* OBJECTIVE
All of the material should be reproduced exactly, with pictures left out.

Dataset records
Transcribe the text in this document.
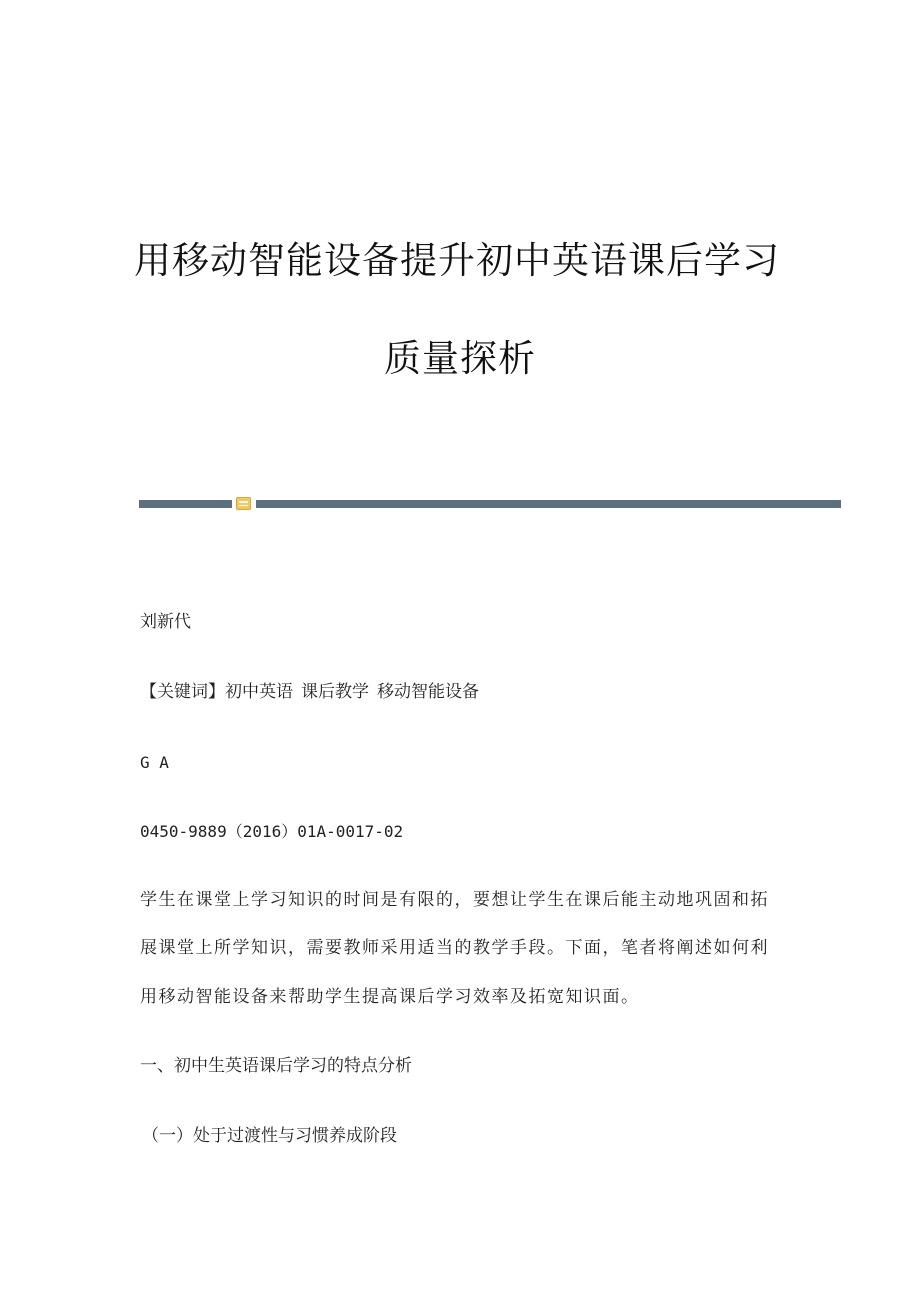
用移动智能设备提升初中英语课后学习
质量探析
刘新代
【关键词】初中英语 课后教学 移动智能设备
G A
0450-9889（2016）01A-0017-02
学生在课堂上学习知识的时间是有限的，要想让学生在课后能主动地巩固和拓
展课堂上所学知识，需要教师采用适当的教学手段。下面，笔者将阐述如何利
用移动智能设备来帮助学生提高课后学习效率及拓宽知识面。
一、初中生英语课后学习的特点分析
（一）处于过渡性与习惯养成阶段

* RESULT BELOW
Transcribe the text in this document.
用移动智能设备提升初中英语课后学习
质量探析
刘新代
【关键词】初中英语 课后教学 移动智能设备
G A
0450-9889（2016）01A-0017-02
学生在课堂上学习知识的时间是有限的，要想让学生在课后能主动地巩固和拓
展课堂上所学知识，需要教师采用适当的教学手段。下面，笔者将阐述如何利
用移动智能设备来帮助学生提高课后学习效率及拓宽知识面。
一、初中生英语课后学习的特点分析
（一）处于过渡性与习惯养成阶段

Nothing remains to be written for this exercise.